■ STATED GOAL
Search the entries below. Return every line that has "lines" in it.

■ DATA LISTING
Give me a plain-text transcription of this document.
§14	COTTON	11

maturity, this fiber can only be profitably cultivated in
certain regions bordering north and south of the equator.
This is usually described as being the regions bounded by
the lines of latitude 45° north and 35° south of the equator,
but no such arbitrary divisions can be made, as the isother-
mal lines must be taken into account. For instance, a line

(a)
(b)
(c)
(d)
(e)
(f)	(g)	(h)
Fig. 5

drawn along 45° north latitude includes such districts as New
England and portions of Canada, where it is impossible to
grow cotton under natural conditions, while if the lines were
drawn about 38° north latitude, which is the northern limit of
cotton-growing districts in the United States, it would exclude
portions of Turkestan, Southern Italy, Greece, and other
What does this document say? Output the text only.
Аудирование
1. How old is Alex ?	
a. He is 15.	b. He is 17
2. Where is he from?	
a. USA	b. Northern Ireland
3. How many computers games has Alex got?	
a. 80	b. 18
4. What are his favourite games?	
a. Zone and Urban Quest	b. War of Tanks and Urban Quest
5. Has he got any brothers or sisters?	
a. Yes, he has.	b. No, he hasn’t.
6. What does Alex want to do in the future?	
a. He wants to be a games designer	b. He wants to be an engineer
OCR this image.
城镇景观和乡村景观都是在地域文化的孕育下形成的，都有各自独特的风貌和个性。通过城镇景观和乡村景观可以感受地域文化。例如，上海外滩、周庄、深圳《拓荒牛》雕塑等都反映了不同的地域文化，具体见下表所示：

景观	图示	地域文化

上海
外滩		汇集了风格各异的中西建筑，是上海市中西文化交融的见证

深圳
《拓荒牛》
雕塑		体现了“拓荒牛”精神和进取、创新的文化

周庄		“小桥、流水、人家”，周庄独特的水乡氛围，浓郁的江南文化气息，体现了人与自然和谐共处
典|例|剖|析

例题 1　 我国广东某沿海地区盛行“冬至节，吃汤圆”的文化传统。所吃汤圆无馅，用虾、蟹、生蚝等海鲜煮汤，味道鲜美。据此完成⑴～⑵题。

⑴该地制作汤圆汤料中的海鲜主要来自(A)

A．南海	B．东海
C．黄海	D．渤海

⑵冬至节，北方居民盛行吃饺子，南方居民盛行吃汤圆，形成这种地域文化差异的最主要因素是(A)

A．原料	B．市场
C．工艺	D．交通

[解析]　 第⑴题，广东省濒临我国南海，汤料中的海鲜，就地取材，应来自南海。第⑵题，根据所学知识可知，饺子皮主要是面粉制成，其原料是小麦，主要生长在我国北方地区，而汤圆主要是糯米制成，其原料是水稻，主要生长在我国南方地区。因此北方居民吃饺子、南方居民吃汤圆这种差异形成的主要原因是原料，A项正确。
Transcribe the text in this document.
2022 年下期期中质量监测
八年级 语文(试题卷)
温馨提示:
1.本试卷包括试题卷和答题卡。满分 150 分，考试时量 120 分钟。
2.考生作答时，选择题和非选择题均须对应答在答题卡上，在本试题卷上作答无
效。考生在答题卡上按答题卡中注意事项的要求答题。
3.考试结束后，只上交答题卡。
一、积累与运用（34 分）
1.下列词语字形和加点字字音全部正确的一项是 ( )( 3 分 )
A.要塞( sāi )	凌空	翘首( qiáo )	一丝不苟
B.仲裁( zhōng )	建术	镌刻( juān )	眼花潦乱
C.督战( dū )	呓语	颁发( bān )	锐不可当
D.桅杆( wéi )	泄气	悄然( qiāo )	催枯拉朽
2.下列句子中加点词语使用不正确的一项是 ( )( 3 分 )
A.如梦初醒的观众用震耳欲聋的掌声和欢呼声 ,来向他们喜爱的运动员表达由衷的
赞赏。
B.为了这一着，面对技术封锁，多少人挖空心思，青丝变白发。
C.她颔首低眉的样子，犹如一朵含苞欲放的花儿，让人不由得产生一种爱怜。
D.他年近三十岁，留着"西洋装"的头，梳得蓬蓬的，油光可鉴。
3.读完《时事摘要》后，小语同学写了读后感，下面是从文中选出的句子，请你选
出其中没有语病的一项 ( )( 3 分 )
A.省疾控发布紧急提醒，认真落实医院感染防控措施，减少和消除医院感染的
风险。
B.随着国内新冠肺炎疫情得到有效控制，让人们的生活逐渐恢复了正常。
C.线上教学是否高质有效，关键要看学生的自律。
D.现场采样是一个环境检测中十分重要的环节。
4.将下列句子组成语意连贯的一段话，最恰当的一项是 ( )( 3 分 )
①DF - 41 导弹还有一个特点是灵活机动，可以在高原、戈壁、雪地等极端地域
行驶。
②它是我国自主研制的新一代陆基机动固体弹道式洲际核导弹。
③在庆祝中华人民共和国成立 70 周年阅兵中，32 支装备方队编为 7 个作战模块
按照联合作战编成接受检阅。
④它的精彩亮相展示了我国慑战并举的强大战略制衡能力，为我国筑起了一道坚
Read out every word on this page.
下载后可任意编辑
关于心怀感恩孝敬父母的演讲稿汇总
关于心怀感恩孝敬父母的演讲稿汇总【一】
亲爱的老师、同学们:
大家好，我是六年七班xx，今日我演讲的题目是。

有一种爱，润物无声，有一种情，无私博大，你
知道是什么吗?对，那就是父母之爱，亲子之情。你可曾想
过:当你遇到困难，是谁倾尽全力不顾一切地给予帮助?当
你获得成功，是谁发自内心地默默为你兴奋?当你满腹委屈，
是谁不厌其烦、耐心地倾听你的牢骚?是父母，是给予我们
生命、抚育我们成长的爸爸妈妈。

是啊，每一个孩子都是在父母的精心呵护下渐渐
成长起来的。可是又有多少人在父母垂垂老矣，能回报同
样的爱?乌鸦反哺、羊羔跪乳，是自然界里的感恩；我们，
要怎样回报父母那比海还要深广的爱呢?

■ FINISHED ANSWER
the lines of latitude 45° north and 35° south of the equator,
mal lines must be taken into account. For instance, a line
grow cotton under natural conditions, while if the lines were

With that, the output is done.